"""

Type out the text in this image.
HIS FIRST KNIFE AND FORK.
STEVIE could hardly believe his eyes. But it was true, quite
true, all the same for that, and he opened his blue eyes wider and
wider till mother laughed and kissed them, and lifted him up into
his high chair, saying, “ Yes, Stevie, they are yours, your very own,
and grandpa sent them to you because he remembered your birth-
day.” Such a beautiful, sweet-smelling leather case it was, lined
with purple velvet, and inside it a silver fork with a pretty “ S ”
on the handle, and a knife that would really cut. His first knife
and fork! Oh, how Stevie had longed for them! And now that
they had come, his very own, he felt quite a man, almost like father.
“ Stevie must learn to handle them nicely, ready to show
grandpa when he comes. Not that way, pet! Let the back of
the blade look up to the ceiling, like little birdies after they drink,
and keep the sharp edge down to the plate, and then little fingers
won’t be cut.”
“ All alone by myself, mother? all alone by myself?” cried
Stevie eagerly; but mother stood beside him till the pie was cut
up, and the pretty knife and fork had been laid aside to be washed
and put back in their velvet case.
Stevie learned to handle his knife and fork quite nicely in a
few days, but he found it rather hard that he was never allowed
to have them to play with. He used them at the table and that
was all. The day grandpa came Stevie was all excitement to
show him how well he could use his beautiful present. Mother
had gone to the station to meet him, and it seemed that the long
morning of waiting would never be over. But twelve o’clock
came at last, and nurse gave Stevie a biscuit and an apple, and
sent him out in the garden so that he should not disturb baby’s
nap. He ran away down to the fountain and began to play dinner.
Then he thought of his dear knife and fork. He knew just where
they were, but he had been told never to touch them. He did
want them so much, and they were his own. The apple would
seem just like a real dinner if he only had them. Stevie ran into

"""

AIM: Transcribe the material above in its entirety. Match it exactly.

COMPLETED EXERCISE:
Type out the text in this image.
HIS FIRST KNIFE AND FORK.
STEVIE could hardly believe his eyes. But it was true, quite
true, all the same for that, and he opened his blue eyes wider and
wider till mother laughed and kissed them, and lifted him up into
his high chair, saying, “ Yes, Stevie, they are yours, your very own,
and grandpa sent them to you because he remembered your birth-
day.” Such a beautiful, sweet-smelling leather case it was, lined
with purple velvet, and inside it a silver fork with a pretty “ S ”
on the handle, and a knife that would really cut. His first knife
and fork! Oh, how Stevie had longed for them! And now that
they had come, his very own, he felt quite a man, almost like father.
“ Stevie must learn to handle them nicely, ready to show
grandpa when he comes. Not that way, pet! Let the back of
the blade look up to the ceiling, like little birdies after they drink,
and keep the sharp edge down to the plate, and then little fingers
won’t be cut.”
“ All alone by myself, mother? all alone by myself?” cried
Stevie eagerly; but mother stood beside him till the pie was cut
up, and the pretty knife and fork had been laid aside to be washed
and put back in their velvet case.
Stevie learned to handle his knife and fork quite nicely in a
few days, but he found it rather hard that he was never allowed
to have them to play with. He used them at the table and that
was all. The day grandpa came Stevie was all excitement to
show him how well he could use his beautiful present. Mother
had gone to the station to meet him, and it seemed that the long
morning of waiting would never be over. But twelve o’clock
came at last, and nurse gave Stevie a biscuit and an apple, and
sent him out in the garden so that he should not disturb baby’s
nap. He ran away down to the fountain and began to play dinner.
Then he thought of his dear knife and fork. He knew just where
they were, but he had been told never to touch them. He did
want them so much, and they were his own. The apple would
seem just like a real dinner if he only had them. Stevie ran into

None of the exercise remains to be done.